### JOB
Below is a listing; reproduce each line of it exactly.

## BEGIN

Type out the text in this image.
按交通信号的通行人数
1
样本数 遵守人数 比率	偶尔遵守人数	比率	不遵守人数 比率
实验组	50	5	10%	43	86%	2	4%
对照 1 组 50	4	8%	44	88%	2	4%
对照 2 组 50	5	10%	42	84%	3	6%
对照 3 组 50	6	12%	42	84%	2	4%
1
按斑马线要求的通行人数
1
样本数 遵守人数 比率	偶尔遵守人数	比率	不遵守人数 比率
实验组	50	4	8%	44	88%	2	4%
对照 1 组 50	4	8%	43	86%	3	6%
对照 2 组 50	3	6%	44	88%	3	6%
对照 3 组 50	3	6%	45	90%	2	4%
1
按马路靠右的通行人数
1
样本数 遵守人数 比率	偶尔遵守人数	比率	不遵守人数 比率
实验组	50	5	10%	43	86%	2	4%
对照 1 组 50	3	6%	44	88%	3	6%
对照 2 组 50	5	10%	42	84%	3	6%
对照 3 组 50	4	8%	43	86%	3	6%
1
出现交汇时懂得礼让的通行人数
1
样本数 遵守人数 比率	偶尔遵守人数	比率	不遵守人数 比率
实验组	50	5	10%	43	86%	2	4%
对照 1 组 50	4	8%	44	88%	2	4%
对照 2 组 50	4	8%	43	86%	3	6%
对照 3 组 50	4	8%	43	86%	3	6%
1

## END

### THE OUTPUT
Type out the text in this image.
按交通信号的通行人数
1
样本数 遵守人数 比率	偶尔遵守人数	比率	不遵守人数 比率
实验组	50	5	10%	43	86%	2	4%
对照 1 组 50	4	8%	44	88%	2	4%
对照 2 组 50	5	10%	42	84%	3	6%
对照 3 组 50	6	12%	42	84%	2	4%
1
按斑马线要求的通行人数
1
样本数 遵守人数 比率	偶尔遵守人数	比率	不遵守人数 比率
实验组	50	4	8%	44	88%	2	4%
对照 1 组 50	4	8%	43	86%	3	6%
对照 2 组 50	3	6%	44	88%	3	6%
对照 3 组 50	3	6%	45	90%	2	4%
1
按马路靠右的通行人数
1
样本数 遵守人数 比率	偶尔遵守人数	比率	不遵守人数 比率
实验组	50	5	10%	43	86%	2	4%
对照 1 组 50	3	6%	44	88%	3	6%
对照 2 组 50	5	10%	42	84%	3	6%
对照 3 组 50	4	8%	43	86%	3	6%
1
出现交汇时懂得礼让的通行人数
1
样本数 遵守人数 比率	偶尔遵守人数	比率	不遵守人数 比率
实验组	50	5	10%	43	86%	2	4%
对照 1 组 50	4	8%	44	88%	2	4%
对照 2 组 50	4	8%	43	86%	3	6%
对照 3 组 50	4	8%	43	86%	3	6%
1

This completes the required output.